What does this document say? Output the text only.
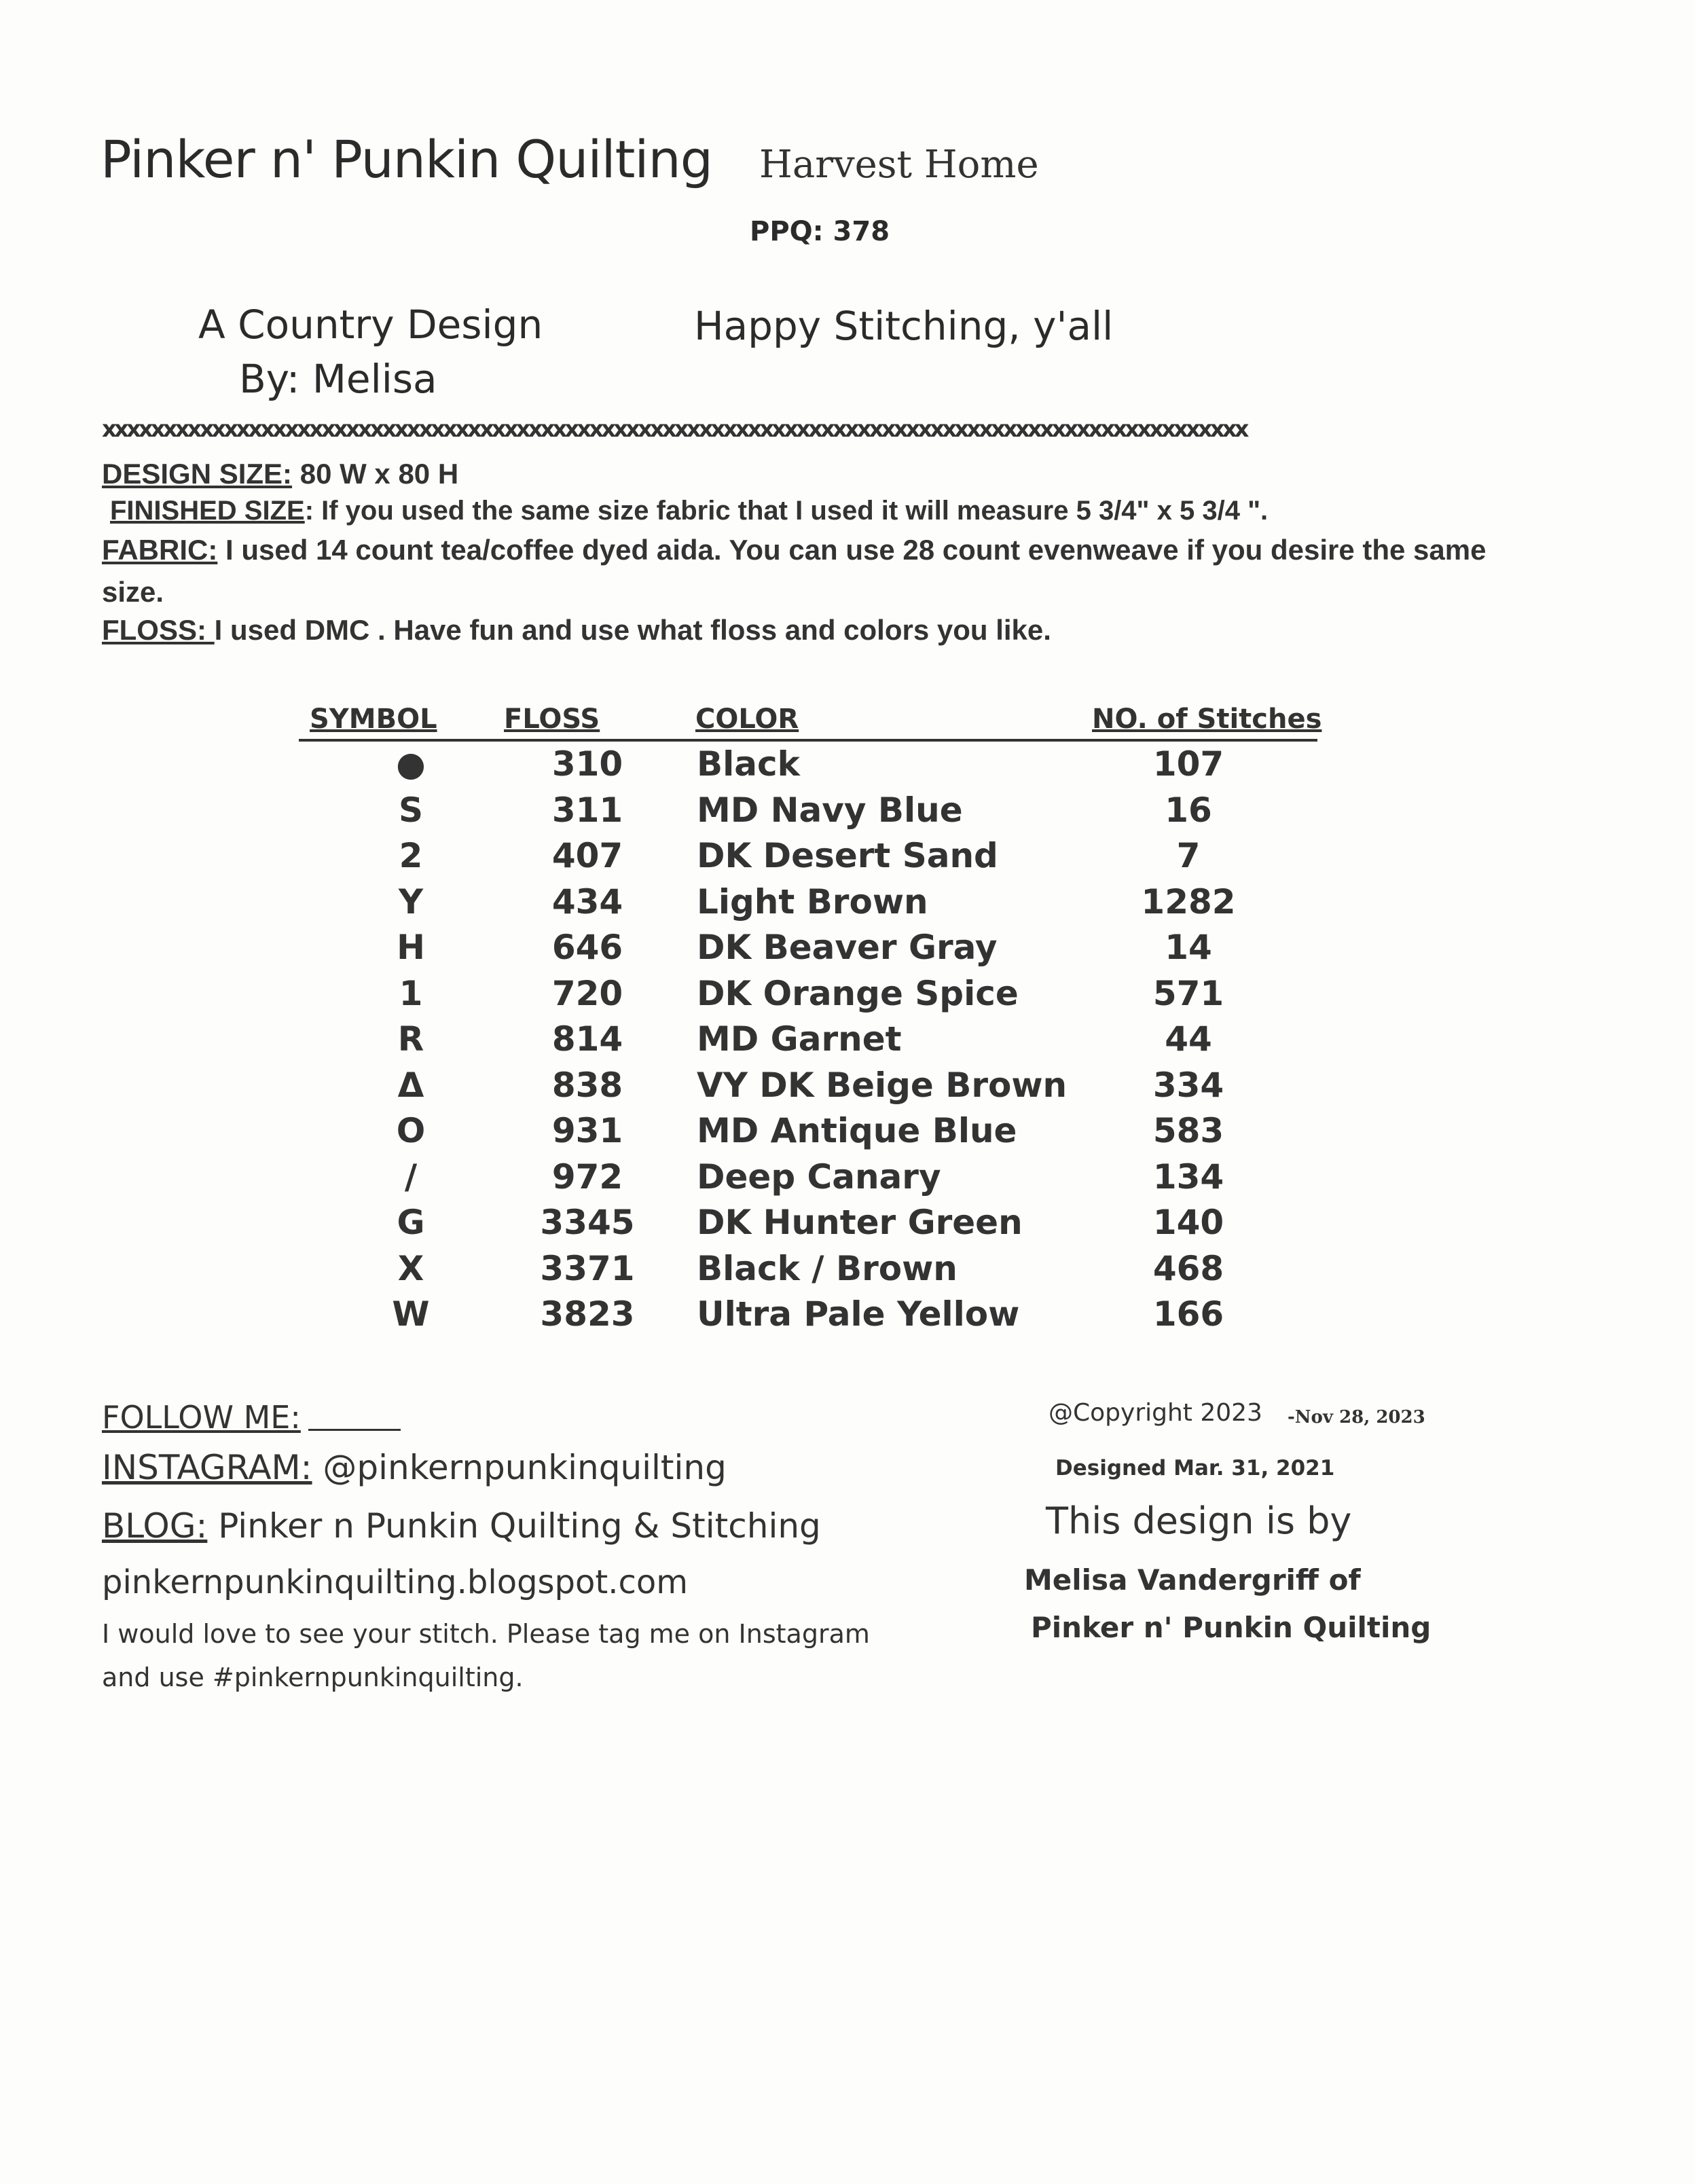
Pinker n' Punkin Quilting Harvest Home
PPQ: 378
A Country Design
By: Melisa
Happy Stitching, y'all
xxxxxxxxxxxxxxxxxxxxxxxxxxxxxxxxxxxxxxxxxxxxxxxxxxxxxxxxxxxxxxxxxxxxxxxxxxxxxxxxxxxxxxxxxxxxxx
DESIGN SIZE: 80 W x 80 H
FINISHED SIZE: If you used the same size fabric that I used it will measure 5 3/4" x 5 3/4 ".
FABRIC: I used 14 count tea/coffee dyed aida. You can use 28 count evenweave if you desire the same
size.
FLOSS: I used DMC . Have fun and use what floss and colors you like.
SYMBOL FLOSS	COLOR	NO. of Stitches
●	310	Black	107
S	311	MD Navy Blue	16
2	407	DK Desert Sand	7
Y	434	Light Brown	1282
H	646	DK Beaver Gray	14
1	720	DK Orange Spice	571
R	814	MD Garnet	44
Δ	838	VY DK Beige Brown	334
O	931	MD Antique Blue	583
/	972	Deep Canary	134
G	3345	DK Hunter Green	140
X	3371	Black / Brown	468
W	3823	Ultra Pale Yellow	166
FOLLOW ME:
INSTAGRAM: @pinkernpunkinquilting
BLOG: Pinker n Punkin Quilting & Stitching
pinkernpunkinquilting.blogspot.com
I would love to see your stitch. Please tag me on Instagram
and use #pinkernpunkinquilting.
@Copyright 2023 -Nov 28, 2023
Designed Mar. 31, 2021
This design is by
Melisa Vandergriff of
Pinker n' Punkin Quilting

---

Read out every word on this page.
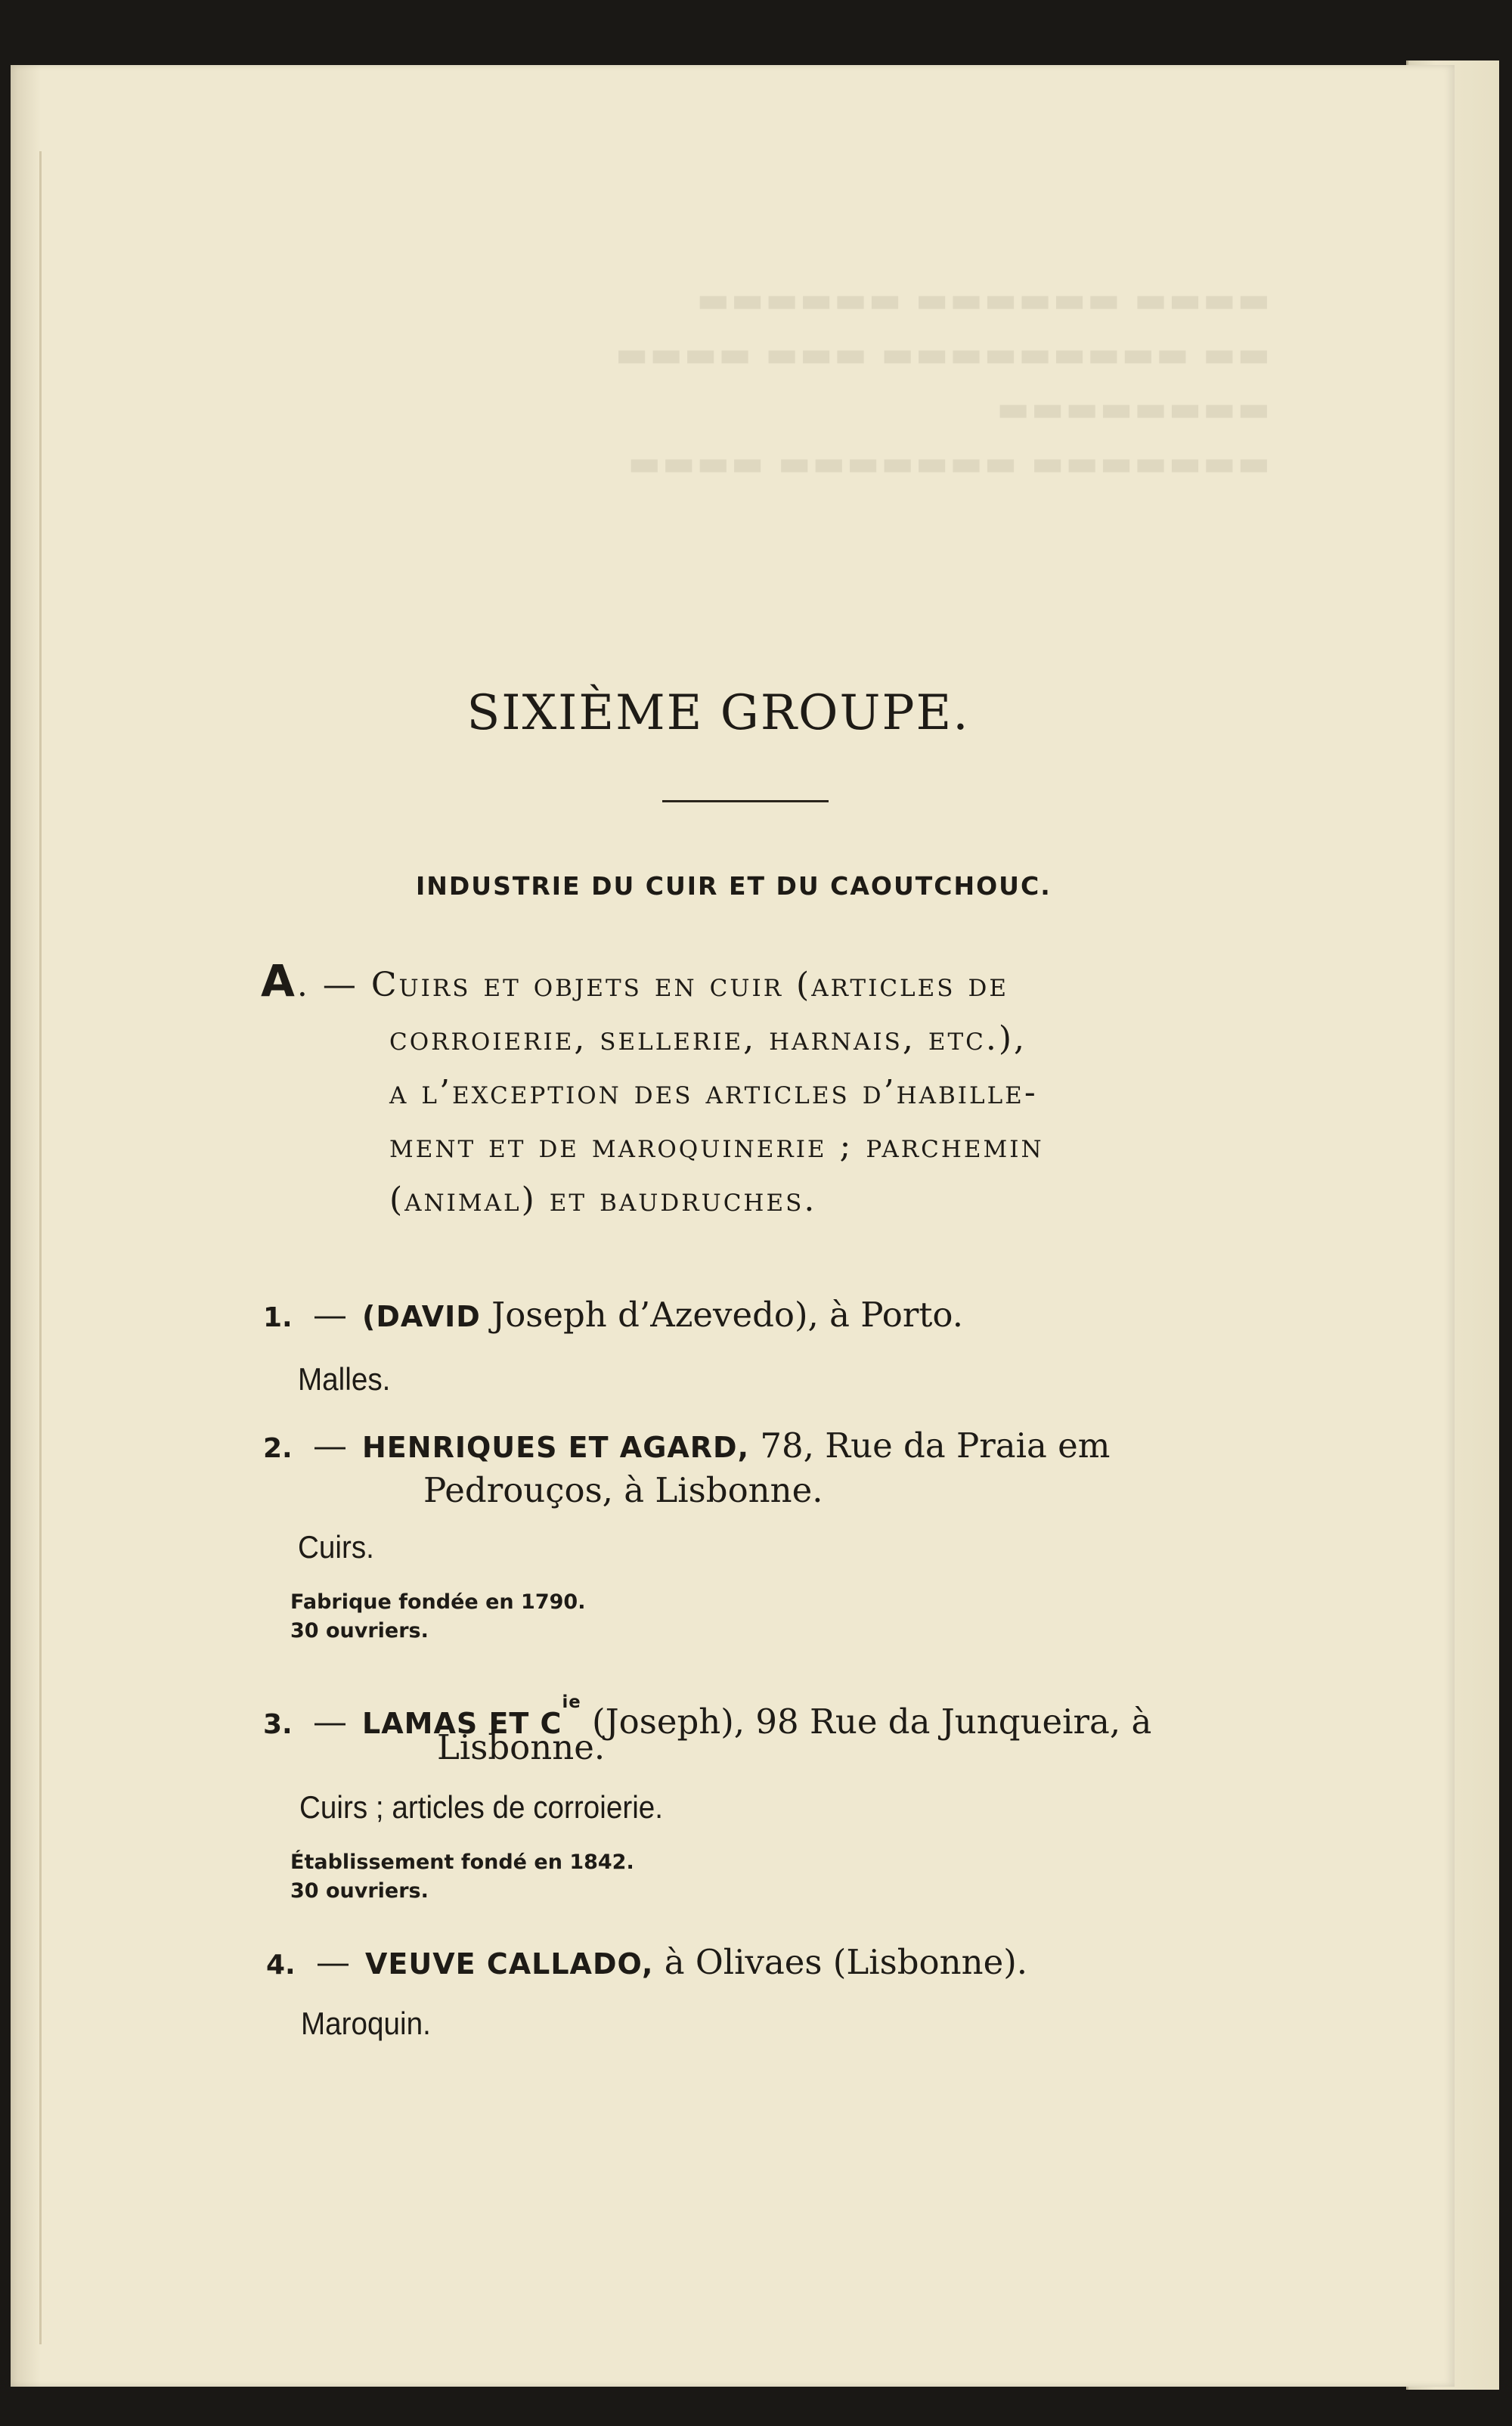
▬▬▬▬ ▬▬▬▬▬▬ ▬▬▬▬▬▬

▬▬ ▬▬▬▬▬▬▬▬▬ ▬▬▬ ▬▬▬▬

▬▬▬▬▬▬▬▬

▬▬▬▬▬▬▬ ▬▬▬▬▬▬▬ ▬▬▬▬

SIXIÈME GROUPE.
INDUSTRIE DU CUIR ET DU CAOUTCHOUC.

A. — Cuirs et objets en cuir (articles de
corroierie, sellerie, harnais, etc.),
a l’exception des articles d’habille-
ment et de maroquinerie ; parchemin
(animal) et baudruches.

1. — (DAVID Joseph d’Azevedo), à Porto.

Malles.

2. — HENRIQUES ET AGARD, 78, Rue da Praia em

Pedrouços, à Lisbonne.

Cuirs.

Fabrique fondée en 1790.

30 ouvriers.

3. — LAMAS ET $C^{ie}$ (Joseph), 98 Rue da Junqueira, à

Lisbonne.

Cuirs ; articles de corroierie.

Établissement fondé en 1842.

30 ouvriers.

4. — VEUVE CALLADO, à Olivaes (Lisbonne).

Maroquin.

# CHALLENGE
Find the lines above that include the string "used" and copy them.

# FINISHED TASK
FINISHED SIZE: If you used the same size fabric that I used it will measure 5 3/4" x 5 3/4 ".
FABRIC: I used 14 count tea/coffee dyed aida. You can use 28 count evenweave if you desire the same
FLOSS: I used DMC . Have fun and use what floss and colors you like.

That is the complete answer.